### SOURCE RECORDS
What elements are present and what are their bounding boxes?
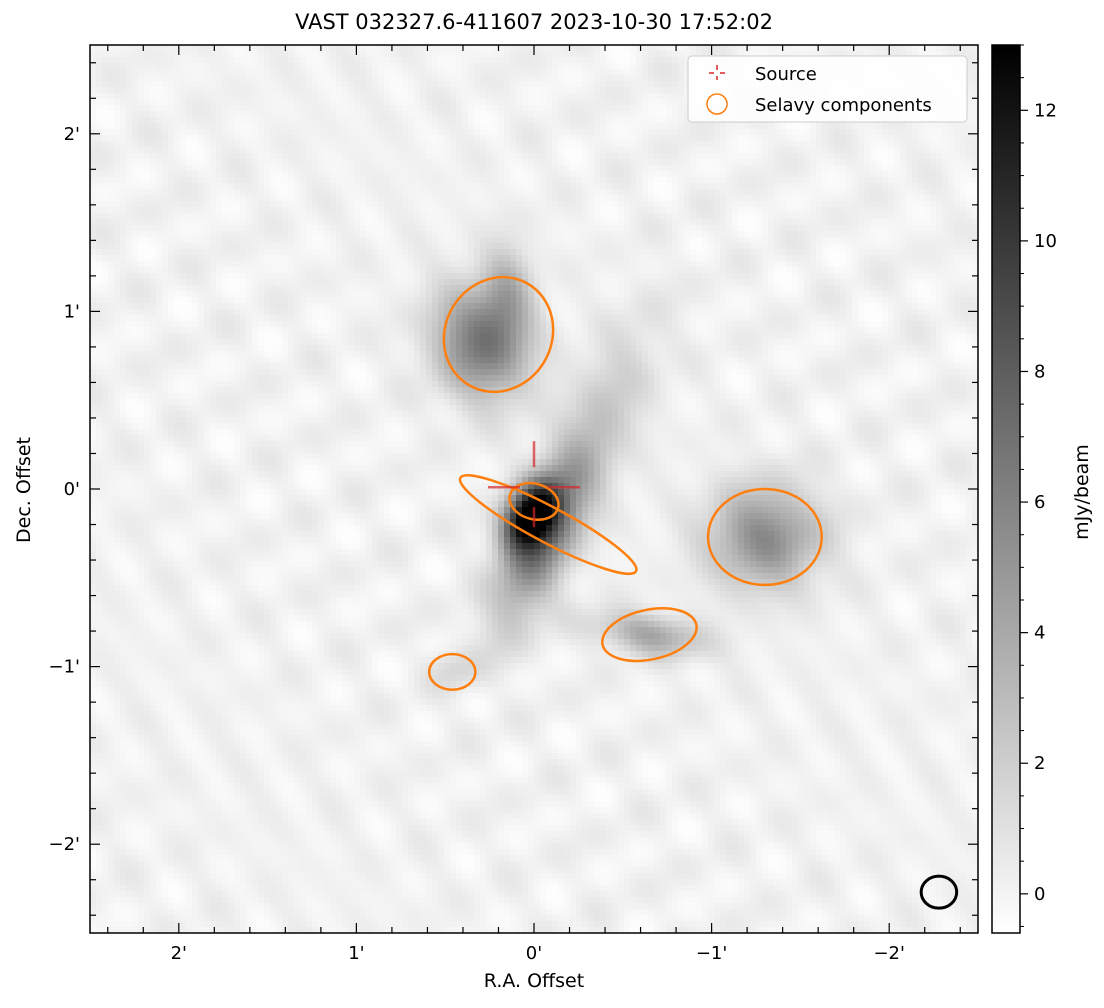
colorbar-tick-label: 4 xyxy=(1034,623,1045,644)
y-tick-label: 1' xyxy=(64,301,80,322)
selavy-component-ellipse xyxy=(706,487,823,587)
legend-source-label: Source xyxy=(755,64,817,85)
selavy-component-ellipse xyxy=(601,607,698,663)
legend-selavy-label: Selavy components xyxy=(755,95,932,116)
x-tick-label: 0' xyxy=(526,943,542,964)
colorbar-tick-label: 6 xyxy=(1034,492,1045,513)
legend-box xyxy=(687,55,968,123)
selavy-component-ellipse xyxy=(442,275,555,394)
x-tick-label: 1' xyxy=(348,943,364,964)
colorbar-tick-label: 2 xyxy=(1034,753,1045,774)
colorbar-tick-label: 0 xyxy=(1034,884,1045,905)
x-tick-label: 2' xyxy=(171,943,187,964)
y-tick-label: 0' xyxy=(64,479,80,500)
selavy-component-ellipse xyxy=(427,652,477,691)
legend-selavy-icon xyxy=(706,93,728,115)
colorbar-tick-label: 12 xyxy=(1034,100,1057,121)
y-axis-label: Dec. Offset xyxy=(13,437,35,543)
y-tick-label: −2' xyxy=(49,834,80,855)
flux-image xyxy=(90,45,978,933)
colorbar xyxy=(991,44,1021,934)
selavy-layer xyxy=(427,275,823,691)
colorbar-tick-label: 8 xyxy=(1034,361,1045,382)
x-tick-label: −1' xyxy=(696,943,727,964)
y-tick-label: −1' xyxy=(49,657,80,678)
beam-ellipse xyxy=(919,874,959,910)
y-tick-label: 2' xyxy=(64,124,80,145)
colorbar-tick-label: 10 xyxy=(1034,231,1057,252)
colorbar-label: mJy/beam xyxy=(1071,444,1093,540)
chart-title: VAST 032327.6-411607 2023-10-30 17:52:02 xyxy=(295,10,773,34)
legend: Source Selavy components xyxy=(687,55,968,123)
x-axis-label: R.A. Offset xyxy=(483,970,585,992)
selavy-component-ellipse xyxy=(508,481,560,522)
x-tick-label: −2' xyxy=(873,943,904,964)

--

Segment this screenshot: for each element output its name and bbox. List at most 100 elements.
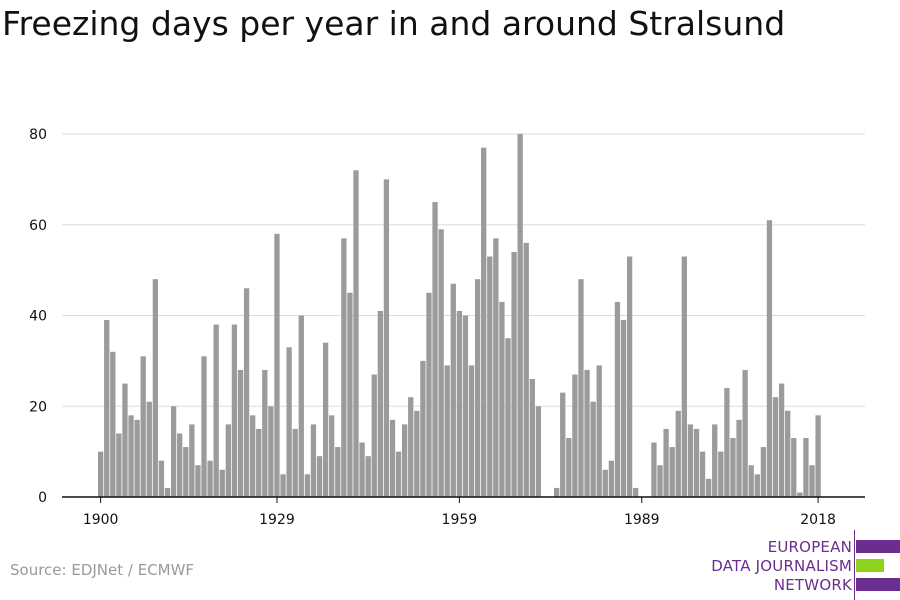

### DIRECTIVE
Filter the data above and copy each line that contains the string "legend".

### RESPONSE TO THIS EXERCISE
legend-source-label: Source xyxy=(755,64,817,85)
legend-selavy-label: Selavy components xyxy=(755,95,932,116)
legend-box xyxy=(687,55,968,123)
legend-selavy-icon xyxy=(706,93,728,115)
legend: Source Selavy components xyxy=(687,55,968,123)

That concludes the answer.